-- begin Information given --

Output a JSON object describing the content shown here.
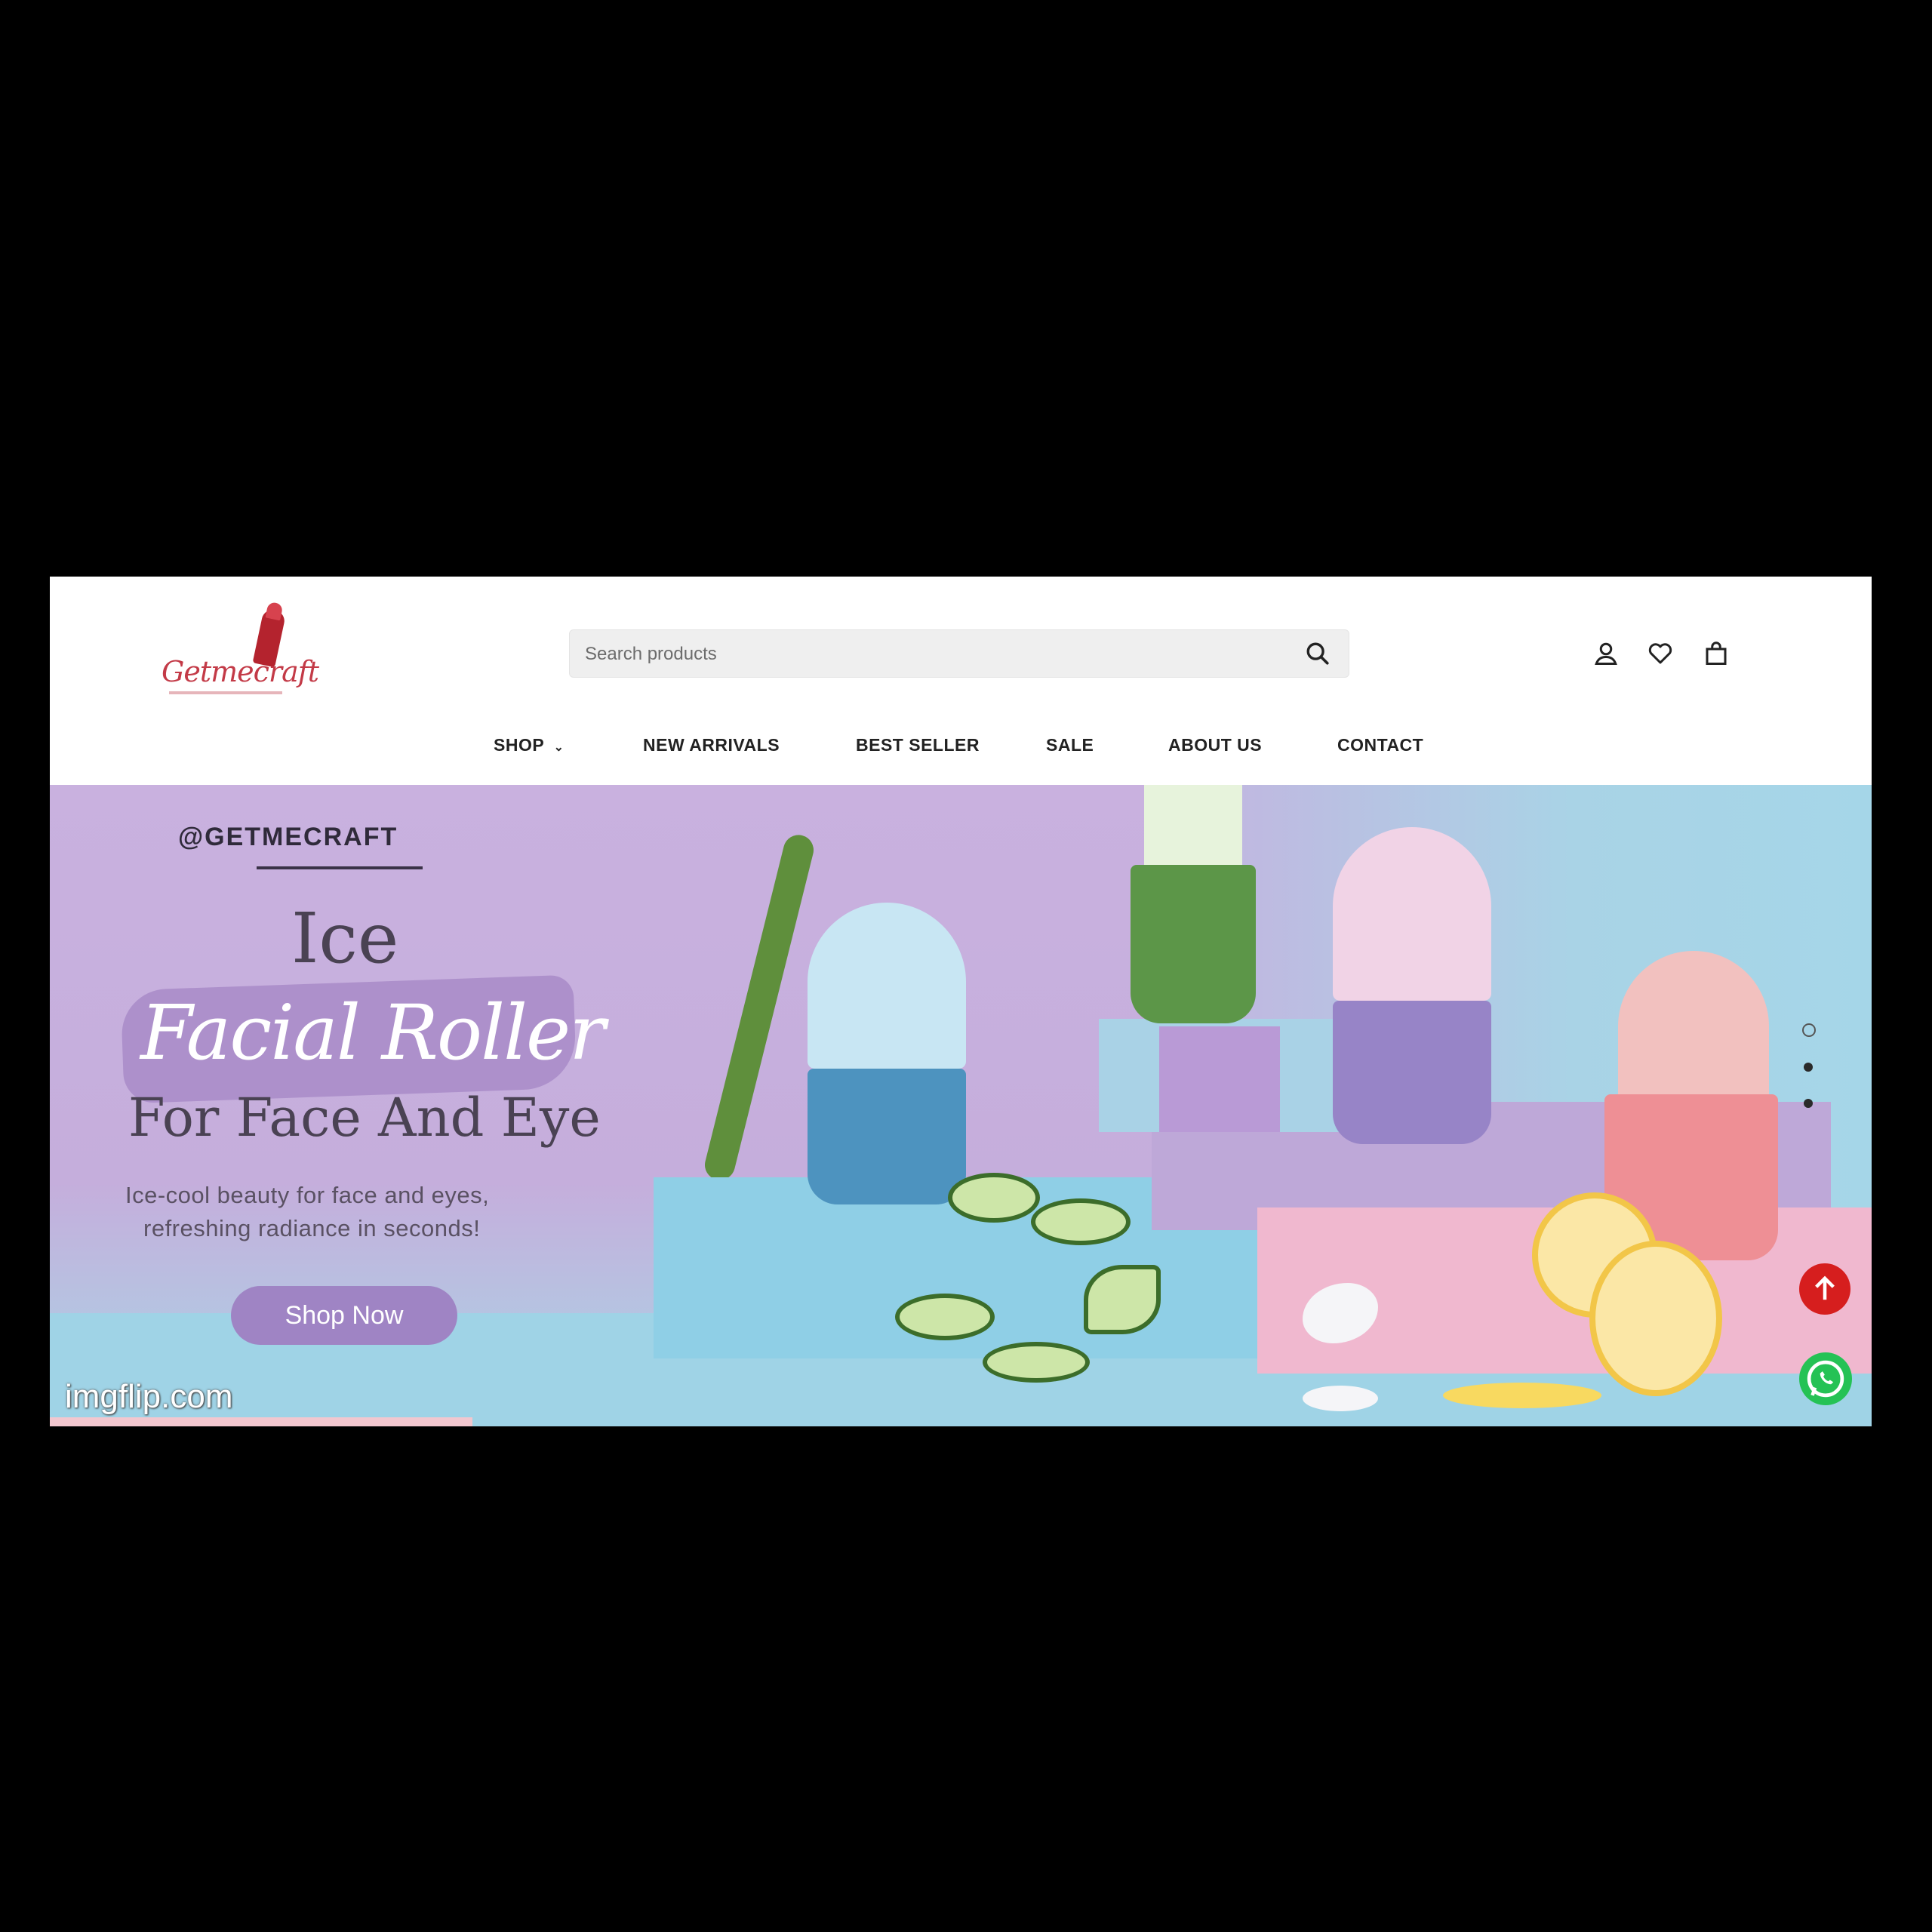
{
  "brand": {
    "logo_text": "Getmecraft"
  },
  "search": {
    "placeholder": "Search products"
  },
  "header_icons": [
    "user-icon",
    "heart-icon",
    "bag-icon"
  ],
  "nav": {
    "items": [
      {
        "label": "SHOP",
        "has_dropdown": true
      },
      {
        "label": "NEW ARRIVALS"
      },
      {
        "label": "BEST SELLER"
      },
      {
        "label": "SALE"
      },
      {
        "label": "ABOUT US"
      },
      {
        "label": "CONTACT"
      }
    ]
  },
  "hero": {
    "handle": "@GETMECRAFT",
    "title_line1": "Ice",
    "title_script": "Facial Roller",
    "title_line3": "For Face And Eye",
    "description_line1": "Ice-cool beauty for face and eyes,",
    "description_line2": "refreshing radiance in seconds!",
    "cta_label": "Shop Now",
    "slides_total": 3,
    "active_slide": 1
  },
  "floating": {
    "scroll_top_icon": "arrow-up-icon",
    "chat_icon": "whatsapp-icon"
  },
  "watermark": "imgflip.com",
  "colors": {
    "hero_purple": "#c9b1df",
    "cta_purple": "#9f84c4",
    "scroll_top_red": "#d61e1e",
    "whatsapp_green": "#25c255"
  }
}
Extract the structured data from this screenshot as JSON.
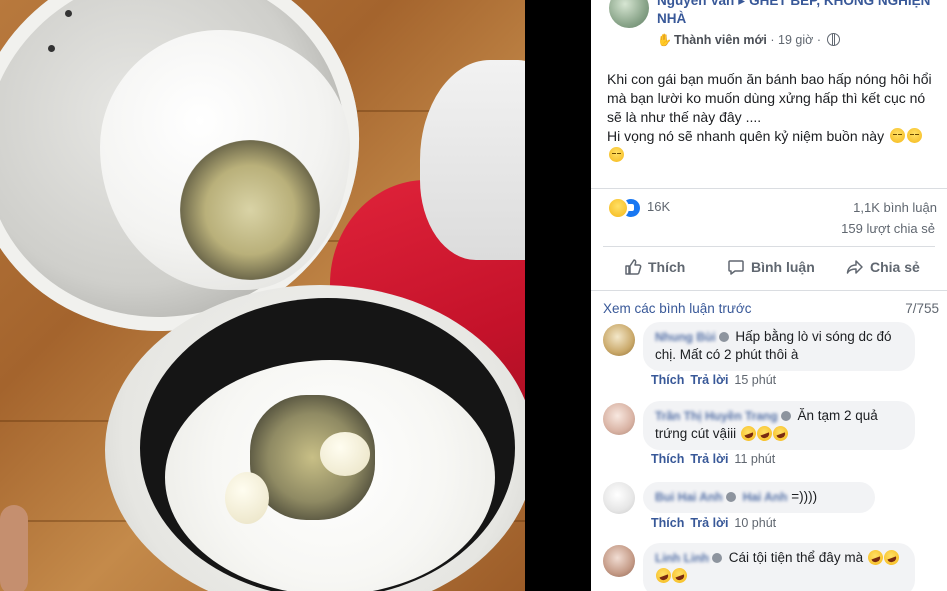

-- end Information given --

Repeat the data exactly in full, omitting its pictures.

[Complete answer]
Output a JSON object describing the content shown here.
{
  "brand": {
    "logo_text": "Getmecraft"
  },
  "search": {
    "placeholder": "Search products"
  },
  "header_icons": [
    "user-icon",
    "heart-icon",
    "bag-icon"
  ],
  "nav": {
    "items": [
      {
        "label": "SHOP",
        "has_dropdown": true
      },
      {
        "label": "NEW ARRIVALS"
      },
      {
        "label": "BEST SELLER"
      },
      {
        "label": "SALE"
      },
      {
        "label": "ABOUT US"
      },
      {
        "label": "CONTACT"
      }
    ]
  },
  "hero": {
    "handle": "@GETMECRAFT",
    "title_line1": "Ice",
    "title_script": "Facial Roller",
    "title_line3": "For Face And Eye",
    "description_line1": "Ice-cool beauty for face and eyes,",
    "description_line2": "refreshing radiance in seconds!",
    "cta_label": "Shop Now",
    "slides_total": 3,
    "active_slide": 1
  },
  "floating": {
    "scroll_top_icon": "arrow-up-icon",
    "chat_icon": "whatsapp-icon"
  },
  "watermark": "imgflip.com",
  "colors": {
    "hero_purple": "#c9b1df",
    "cta_purple": "#9f84c4",
    "scroll_top_red": "#d61e1e",
    "whatsapp_green": "#25c255"
  }
}
Extract the structured data from this screenshot as JSON.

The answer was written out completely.